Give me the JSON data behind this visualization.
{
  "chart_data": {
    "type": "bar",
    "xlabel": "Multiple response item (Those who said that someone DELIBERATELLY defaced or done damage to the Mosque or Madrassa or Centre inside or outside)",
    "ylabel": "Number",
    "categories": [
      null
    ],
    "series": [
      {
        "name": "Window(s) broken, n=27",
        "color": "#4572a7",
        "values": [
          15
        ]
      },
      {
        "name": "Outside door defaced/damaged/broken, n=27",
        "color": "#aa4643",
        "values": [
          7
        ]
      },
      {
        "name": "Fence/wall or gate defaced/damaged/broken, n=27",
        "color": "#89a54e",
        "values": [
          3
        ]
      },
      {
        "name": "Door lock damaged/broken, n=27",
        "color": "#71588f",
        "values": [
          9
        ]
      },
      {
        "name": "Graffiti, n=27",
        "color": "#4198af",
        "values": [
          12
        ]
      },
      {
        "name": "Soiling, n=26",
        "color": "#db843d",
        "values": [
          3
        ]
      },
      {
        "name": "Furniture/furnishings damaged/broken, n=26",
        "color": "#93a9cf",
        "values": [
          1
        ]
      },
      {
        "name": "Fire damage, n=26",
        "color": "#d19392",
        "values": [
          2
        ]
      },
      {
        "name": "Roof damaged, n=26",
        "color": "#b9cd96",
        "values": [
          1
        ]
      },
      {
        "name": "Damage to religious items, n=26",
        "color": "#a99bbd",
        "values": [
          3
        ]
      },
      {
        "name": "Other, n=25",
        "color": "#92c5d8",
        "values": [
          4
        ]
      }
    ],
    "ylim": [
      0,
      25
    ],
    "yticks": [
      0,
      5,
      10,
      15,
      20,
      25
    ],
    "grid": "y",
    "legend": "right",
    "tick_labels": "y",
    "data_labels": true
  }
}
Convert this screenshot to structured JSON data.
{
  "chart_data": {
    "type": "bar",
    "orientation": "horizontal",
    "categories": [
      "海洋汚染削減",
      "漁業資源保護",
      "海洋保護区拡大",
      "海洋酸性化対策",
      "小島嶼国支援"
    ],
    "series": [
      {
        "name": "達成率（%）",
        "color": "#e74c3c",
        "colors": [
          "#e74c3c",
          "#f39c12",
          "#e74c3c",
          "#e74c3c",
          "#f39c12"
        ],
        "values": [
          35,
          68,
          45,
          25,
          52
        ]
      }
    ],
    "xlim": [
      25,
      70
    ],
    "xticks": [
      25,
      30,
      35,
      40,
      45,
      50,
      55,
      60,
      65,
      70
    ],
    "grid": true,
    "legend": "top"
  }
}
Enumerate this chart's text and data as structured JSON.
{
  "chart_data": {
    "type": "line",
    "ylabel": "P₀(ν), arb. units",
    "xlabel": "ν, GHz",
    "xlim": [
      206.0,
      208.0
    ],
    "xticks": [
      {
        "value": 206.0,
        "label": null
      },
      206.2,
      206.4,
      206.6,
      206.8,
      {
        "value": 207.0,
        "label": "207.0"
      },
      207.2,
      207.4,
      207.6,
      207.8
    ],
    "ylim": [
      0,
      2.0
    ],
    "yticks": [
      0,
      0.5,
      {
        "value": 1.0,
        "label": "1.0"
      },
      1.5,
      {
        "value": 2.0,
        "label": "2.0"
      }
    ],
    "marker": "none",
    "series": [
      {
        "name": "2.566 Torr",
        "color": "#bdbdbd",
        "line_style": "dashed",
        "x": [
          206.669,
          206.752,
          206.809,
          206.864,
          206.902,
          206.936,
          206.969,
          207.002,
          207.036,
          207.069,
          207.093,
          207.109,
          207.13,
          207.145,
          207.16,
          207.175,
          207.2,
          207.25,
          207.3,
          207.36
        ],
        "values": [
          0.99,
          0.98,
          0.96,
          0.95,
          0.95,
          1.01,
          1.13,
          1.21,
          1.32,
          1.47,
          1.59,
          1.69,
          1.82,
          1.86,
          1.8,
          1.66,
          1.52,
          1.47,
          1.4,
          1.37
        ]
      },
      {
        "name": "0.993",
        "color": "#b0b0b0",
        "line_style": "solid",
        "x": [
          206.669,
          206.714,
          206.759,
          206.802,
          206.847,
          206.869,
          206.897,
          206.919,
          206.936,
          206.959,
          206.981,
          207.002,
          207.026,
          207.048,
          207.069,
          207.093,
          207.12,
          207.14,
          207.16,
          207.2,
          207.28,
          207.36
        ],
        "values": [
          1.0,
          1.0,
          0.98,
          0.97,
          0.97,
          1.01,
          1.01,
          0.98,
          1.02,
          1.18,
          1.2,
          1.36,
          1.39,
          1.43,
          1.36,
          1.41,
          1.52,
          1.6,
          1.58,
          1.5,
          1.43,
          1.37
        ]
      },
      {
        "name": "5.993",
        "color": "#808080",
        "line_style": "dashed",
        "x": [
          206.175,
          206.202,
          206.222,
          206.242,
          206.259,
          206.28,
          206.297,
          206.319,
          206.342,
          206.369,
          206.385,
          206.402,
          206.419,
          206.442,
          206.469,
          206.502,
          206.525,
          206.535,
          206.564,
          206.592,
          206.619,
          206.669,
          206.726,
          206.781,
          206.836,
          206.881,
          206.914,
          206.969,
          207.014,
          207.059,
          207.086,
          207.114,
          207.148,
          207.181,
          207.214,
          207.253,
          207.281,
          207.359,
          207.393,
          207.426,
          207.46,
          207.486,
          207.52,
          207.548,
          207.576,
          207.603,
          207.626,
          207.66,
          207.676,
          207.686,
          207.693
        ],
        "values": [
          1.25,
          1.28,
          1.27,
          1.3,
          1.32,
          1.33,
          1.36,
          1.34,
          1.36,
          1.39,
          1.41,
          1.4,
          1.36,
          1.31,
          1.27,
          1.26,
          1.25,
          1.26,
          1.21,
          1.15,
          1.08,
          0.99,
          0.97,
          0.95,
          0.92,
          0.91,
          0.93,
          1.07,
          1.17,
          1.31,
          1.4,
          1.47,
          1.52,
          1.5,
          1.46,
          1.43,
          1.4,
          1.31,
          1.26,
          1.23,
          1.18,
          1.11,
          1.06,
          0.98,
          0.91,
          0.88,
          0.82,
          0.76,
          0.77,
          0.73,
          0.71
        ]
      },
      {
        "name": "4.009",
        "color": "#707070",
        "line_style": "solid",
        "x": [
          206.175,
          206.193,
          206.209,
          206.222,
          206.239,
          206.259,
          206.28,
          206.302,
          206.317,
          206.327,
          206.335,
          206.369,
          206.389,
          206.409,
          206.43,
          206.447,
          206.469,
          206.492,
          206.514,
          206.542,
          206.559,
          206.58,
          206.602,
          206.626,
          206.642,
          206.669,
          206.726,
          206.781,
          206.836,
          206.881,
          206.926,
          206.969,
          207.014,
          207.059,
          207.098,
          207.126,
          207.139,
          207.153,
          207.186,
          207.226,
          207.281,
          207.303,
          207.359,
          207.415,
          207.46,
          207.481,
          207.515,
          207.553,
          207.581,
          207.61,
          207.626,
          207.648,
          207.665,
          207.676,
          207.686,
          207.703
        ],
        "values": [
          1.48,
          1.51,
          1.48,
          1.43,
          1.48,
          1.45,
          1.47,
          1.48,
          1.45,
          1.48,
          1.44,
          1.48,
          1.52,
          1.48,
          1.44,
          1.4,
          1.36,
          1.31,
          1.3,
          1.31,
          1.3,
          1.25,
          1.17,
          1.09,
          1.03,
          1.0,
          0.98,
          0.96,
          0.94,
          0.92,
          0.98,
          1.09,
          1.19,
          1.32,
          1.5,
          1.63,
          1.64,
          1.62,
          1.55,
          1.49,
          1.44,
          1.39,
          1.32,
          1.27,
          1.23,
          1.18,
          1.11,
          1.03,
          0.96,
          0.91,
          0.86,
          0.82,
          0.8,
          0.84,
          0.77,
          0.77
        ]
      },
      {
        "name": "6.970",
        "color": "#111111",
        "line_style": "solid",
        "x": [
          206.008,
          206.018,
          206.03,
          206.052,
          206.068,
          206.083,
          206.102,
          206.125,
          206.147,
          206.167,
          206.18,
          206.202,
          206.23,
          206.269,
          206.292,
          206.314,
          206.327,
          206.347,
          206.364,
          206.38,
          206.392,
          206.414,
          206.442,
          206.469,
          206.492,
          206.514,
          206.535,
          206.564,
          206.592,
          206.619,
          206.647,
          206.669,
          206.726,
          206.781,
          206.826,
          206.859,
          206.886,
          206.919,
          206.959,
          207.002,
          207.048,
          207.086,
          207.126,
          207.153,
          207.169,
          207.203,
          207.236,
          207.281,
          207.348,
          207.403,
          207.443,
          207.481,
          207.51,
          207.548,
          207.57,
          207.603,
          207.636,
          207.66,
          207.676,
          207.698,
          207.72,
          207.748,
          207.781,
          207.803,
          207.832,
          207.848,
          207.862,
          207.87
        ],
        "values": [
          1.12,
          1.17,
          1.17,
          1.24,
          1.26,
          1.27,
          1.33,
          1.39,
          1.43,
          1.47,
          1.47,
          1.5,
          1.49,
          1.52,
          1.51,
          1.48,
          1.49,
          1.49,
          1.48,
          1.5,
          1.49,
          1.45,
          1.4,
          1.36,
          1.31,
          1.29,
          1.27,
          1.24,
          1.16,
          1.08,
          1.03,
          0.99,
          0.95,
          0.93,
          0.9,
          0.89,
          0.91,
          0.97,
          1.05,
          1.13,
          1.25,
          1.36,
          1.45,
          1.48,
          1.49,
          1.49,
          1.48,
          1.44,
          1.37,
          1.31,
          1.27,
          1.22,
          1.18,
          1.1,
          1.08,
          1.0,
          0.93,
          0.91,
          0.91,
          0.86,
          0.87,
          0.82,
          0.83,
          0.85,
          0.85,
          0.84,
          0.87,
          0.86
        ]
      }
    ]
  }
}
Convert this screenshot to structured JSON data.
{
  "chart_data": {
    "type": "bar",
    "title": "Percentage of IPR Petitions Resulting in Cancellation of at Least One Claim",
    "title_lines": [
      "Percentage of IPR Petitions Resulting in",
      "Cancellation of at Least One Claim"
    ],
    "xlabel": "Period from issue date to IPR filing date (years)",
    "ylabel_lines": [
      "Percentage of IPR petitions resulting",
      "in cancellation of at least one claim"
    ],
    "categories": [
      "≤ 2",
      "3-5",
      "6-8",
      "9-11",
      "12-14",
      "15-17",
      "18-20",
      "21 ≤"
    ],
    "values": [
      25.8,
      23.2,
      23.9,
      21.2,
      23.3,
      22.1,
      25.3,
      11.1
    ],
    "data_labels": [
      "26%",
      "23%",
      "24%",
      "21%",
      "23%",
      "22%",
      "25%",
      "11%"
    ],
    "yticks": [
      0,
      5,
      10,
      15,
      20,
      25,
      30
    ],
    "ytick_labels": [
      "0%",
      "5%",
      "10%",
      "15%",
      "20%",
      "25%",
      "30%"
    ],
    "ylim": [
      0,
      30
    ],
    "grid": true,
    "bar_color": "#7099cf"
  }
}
================
- Given instruction: Go through the records above, find every line with the word "damaged", and list those lines.

- Task response:
        "name": "Outside door defaced/damaged/broken, n=27",
        "name": "Fence/wall or gate defaced/damaged/broken, n=27",
        "name": "Door lock damaged/broken, n=27",
        "name": "Furniture/furnishings damaged/broken, n=26",
        "name": "Roof damaged, n=26",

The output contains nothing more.